-- BEGIN Data entries --
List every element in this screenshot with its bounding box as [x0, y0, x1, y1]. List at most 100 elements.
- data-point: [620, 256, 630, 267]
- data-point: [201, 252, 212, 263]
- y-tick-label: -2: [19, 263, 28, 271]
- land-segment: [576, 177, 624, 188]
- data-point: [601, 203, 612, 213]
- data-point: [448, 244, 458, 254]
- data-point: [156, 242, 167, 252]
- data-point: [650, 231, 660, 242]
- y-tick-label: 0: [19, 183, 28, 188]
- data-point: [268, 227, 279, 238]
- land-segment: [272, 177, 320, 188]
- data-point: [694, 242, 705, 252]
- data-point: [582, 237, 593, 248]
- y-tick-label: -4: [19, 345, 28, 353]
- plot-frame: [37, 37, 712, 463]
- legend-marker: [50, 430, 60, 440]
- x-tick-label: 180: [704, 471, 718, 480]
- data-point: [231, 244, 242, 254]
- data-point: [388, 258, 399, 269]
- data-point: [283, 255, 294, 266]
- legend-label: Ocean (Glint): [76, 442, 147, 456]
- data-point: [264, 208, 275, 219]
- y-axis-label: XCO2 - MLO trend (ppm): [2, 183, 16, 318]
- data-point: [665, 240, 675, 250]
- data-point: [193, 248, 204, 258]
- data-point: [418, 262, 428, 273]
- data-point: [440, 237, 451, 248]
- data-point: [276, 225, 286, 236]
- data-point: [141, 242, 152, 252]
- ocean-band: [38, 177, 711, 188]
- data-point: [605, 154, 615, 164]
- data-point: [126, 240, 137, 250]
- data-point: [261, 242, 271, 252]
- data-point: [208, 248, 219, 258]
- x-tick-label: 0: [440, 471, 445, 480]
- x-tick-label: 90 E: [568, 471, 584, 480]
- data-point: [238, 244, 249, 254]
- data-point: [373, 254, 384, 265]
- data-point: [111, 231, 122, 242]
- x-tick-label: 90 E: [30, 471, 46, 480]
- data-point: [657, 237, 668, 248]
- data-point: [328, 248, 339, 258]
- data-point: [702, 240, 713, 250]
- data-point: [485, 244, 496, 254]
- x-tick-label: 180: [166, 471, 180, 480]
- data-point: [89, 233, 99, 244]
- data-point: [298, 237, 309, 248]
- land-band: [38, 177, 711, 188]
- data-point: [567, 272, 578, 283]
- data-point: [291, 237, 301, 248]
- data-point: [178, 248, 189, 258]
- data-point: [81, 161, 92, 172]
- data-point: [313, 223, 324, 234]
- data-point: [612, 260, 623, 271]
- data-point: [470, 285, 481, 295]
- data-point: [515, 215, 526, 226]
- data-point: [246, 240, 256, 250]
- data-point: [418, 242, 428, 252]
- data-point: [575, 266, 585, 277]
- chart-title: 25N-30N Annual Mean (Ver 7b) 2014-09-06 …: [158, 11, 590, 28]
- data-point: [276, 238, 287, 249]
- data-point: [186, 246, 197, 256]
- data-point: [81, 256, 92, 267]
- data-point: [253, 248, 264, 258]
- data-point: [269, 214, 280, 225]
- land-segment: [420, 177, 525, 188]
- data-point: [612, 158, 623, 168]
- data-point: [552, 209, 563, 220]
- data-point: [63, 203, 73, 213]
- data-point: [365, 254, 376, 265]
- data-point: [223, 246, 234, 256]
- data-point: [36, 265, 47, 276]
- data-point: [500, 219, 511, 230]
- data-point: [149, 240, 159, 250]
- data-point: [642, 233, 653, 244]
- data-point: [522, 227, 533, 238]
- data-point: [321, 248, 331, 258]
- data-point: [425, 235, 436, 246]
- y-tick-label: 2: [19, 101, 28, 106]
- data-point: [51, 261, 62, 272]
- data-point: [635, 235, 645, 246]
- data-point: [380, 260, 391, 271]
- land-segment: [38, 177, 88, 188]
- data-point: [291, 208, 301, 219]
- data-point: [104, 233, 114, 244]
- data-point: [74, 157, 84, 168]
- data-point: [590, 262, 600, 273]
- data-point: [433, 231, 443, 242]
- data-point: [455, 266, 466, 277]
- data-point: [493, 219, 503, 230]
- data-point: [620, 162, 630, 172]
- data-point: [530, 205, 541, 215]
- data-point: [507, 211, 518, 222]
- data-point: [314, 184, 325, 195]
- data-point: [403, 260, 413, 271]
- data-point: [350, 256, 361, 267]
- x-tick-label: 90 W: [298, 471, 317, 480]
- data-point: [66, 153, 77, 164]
-- END Data entries --
- _Task directions_
Quote the entries word for word, beginning with the first one and ending with the line that contains "- ocean-band: [38, 177, 711, 188]", including that line.

- _Full solution_
List every element in this screenshot with its bounding box as [x0, y0, x1, y1]. List at most 100 elements.
- data-point: [620, 256, 630, 267]
- data-point: [201, 252, 212, 263]
- y-tick-label: -2: [19, 263, 28, 271]
- land-segment: [576, 177, 624, 188]
- data-point: [601, 203, 612, 213]
- data-point: [448, 244, 458, 254]
- data-point: [156, 242, 167, 252]
- data-point: [650, 231, 660, 242]
- y-tick-label: 0: [19, 183, 28, 188]
- data-point: [268, 227, 279, 238]
- land-segment: [272, 177, 320, 188]
- data-point: [694, 242, 705, 252]
- data-point: [582, 237, 593, 248]
- y-tick-label: -4: [19, 345, 28, 353]
- plot-frame: [37, 37, 712, 463]
- legend-marker: [50, 430, 60, 440]
- x-tick-label: 180: [704, 471, 718, 480]
- data-point: [231, 244, 242, 254]
- data-point: [388, 258, 399, 269]
- data-point: [283, 255, 294, 266]
- legend-label: Ocean (Glint): [76, 442, 147, 456]
- data-point: [264, 208, 275, 219]
- y-axis-label: XCO2 - MLO trend (ppm): [2, 183, 16, 318]
- data-point: [665, 240, 675, 250]
- data-point: [193, 248, 204, 258]
- data-point: [418, 262, 428, 273]
- data-point: [440, 237, 451, 248]
- data-point: [276, 225, 286, 236]
- data-point: [141, 242, 152, 252]
- ocean-band: [38, 177, 711, 188]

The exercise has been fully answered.